%%
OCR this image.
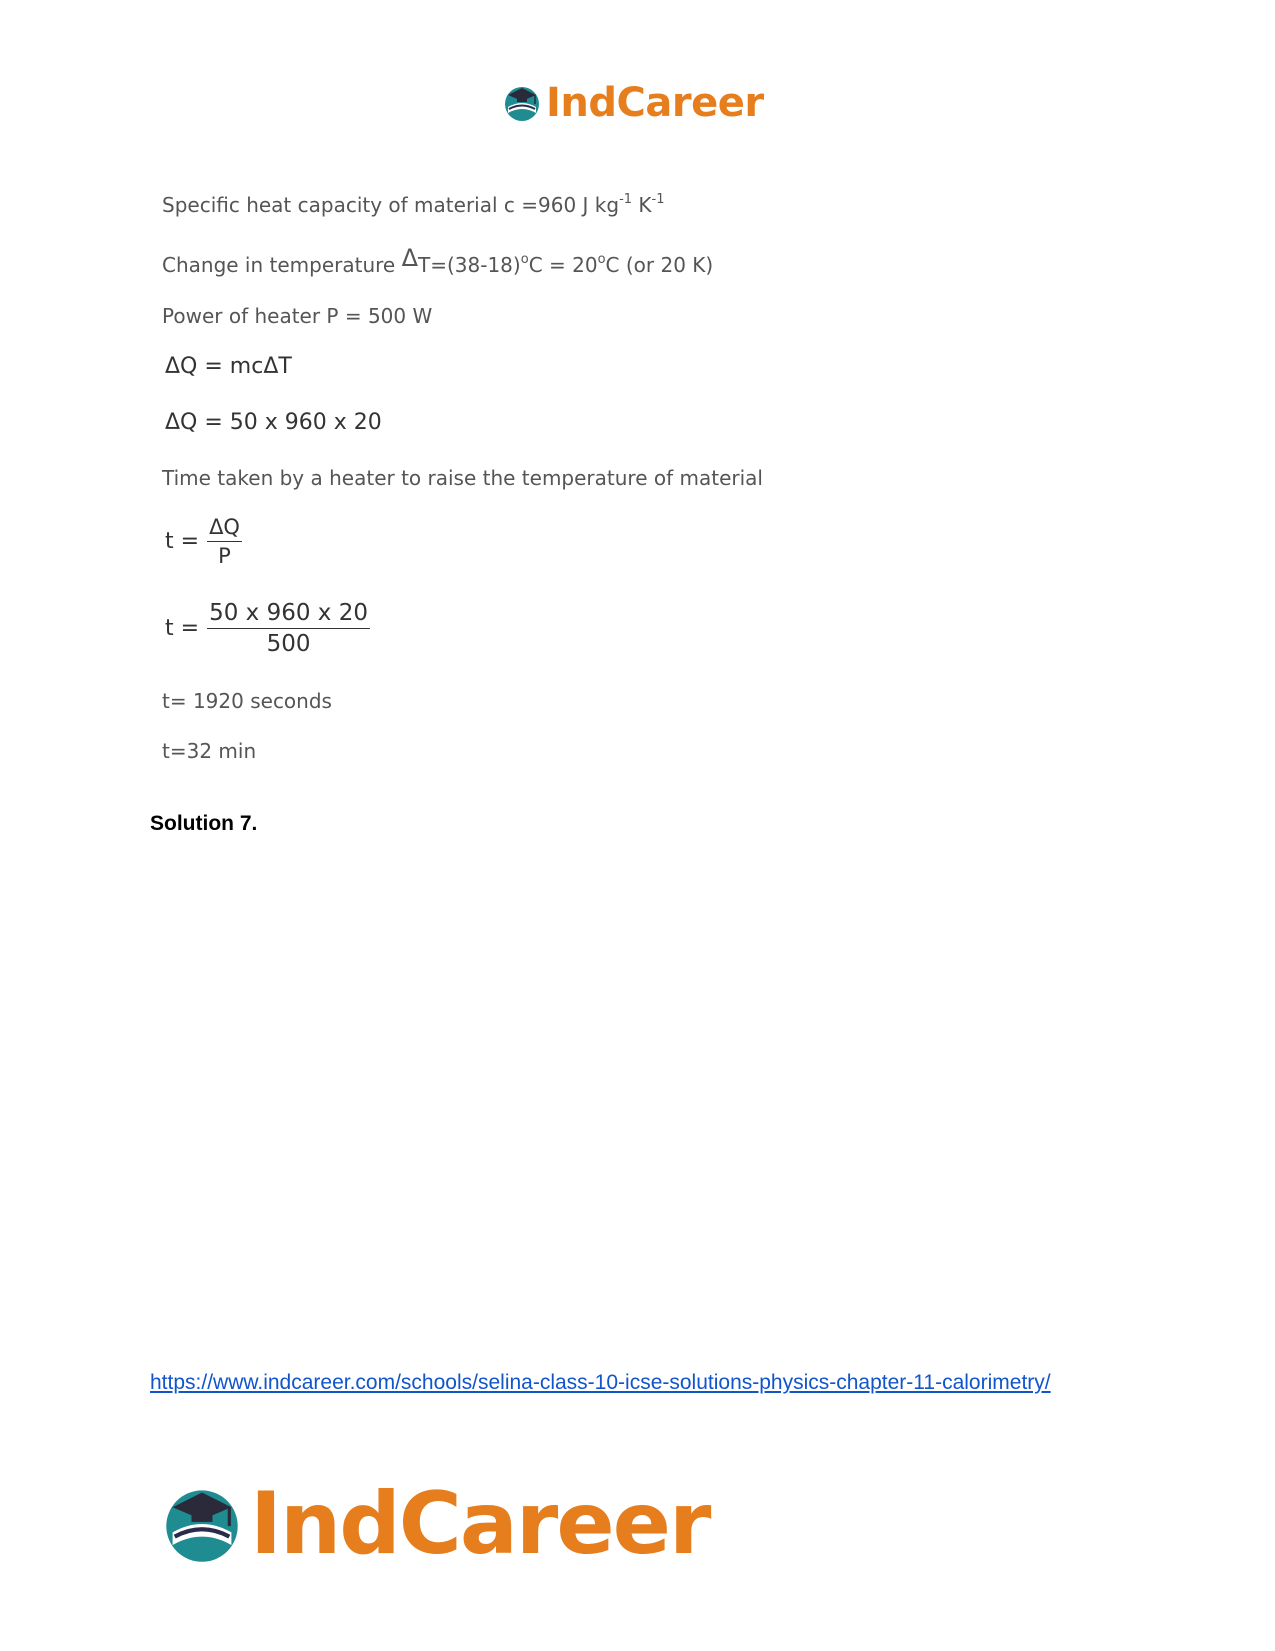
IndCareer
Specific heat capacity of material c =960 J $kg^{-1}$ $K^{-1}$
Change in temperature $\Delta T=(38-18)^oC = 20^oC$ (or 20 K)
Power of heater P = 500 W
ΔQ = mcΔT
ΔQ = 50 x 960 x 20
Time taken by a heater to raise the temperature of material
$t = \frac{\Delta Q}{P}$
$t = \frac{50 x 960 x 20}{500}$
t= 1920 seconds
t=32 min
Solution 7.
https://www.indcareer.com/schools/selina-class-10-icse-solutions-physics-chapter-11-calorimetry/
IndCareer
%%
**EXERCISE BRIEF:**
Restate every record exactly, please; do not copy the pictures.

**THE RESULT:**
OCR this image.
IndCareer
Specific heat capacity of material c =960 J $kg^{-1}$ $K^{-1}$
Change in temperature $\Delta T=(38-18)^oC = 20^oC$ (or 20 K)
Power of heater P = 500 W
ΔQ = mcΔT
ΔQ = 50 x 960 x 20
Time taken by a heater to raise the temperature of material
$t = \frac{\Delta Q}{P}$
$t = \frac{50 x 960 x 20}{500}$
t= 1920 seconds
t=32 min
Solution 7.
https://www.indcareer.com/schools/selina-class-10-icse-solutions-physics-chapter-11-calorimetry/
IndCareer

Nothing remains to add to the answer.